● **Exercise data**
————————

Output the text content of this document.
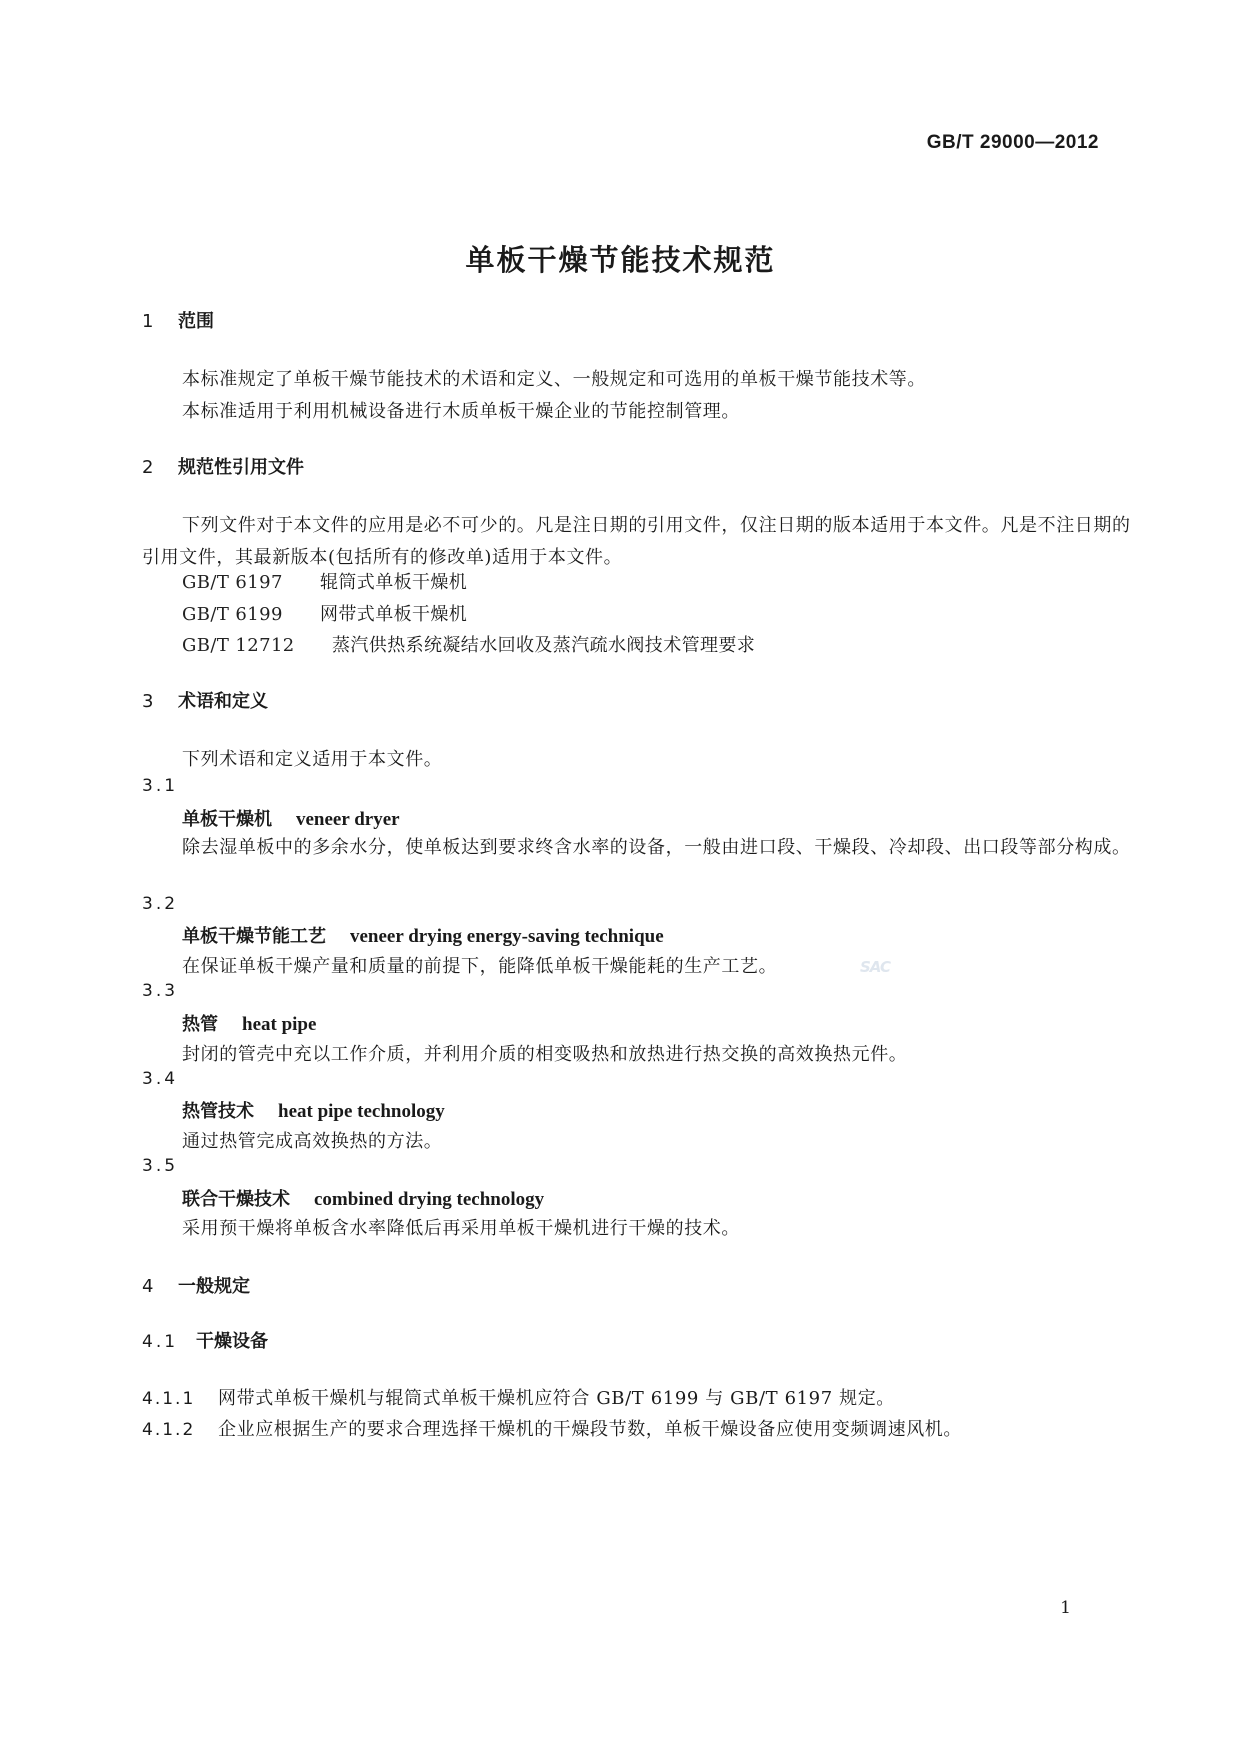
GB/T 29000—2012
单板干燥节能技术规范
1 范围
本标准规定了单板干燥节能技术的术语和定义、一般规定和可选用的单板干燥节能技术等。
本标准适用于利用机械设备进行木质单板干燥企业的节能控制管理。
2 规范性引用文件
下列文件对于本文件的应用是必不可少的。凡是注日期的引用文件，仅注日期的版本适用于本文件。凡是不注日期的引用文件，其最新版本(包括所有的修改单)适用于本文件。
GB/T 6197 辊筒式单板干燥机
GB/T 6199 网带式单板干燥机
GB/T 12712 蒸汽供热系统凝结水回收及蒸汽疏水阀技术管理要求
3 术语和定义
下列术语和定义适用于本文件。
3.1
单板干燥机 veneer dryer
除去湿单板中的多余水分，使单板达到要求终含水率的设备，一般由进口段、干燥段、冷却段、出口段等部分构成。
3.2
单板干燥节能工艺 veneer drying energy-saving technique
在保证单板干燥产量和质量的前提下，能降低单板干燥能耗的生产工艺。
3.3
热管 heat pipe
封闭的管壳中充以工作介质，并利用介质的相变吸热和放热进行热交换的高效换热元件。
3.4
热管技术 heat pipe technology
通过热管完成高效换热的方法。
3.5
联合干燥技术 combined drying technology
采用预干燥将单板含水率降低后再采用单板干燥机进行干燥的技术。
4 一般规定
4.1 干燥设备
4.1.1 网带式单板干燥机与辊筒式单板干燥机应符合 GB/T 6199 与 GB/T 6197 规定。
4.1.2 企业应根据生产的要求合理选择干燥机的干燥段节数，单板干燥设备应使用变频调速风机。
SAC
1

————————

Print out the material word for word, omitting the pictures.

Output the text content of this document.
GB/T 29000—2012
单板干燥节能技术规范
1 范围
本标准规定了单板干燥节能技术的术语和定义、一般规定和可选用的单板干燥节能技术等。
本标准适用于利用机械设备进行木质单板干燥企业的节能控制管理。
2 规范性引用文件
下列文件对于本文件的应用是必不可少的。凡是注日期的引用文件，仅注日期的版本适用于本文件。凡是不注日期的引用文件，其最新版本(包括所有的修改单)适用于本文件。
GB/T 6197 辊筒式单板干燥机
GB/T 6199 网带式单板干燥机
GB/T 12712 蒸汽供热系统凝结水回收及蒸汽疏水阀技术管理要求
3 术语和定义
下列术语和定义适用于本文件。
3.1
单板干燥机 veneer dryer
除去湿单板中的多余水分，使单板达到要求终含水率的设备，一般由进口段、干燥段、冷却段、出口段等部分构成。
3.2
单板干燥节能工艺 veneer drying energy-saving technique
在保证单板干燥产量和质量的前提下，能降低单板干燥能耗的生产工艺。
3.3
热管 heat pipe
封闭的管壳中充以工作介质，并利用介质的相变吸热和放热进行热交换的高效换热元件。
3.4
热管技术 heat pipe technology
通过热管完成高效换热的方法。
3.5
联合干燥技术 combined drying technology
采用预干燥将单板含水率降低后再采用单板干燥机进行干燥的技术。
4 一般规定
4.1 干燥设备
4.1.1 网带式单板干燥机与辊筒式单板干燥机应符合 GB/T 6199 与 GB/T 6197 规定。
4.1.2 企业应根据生产的要求合理选择干燥机的干燥段节数，单板干燥设备应使用变频调速风机。
SAC
1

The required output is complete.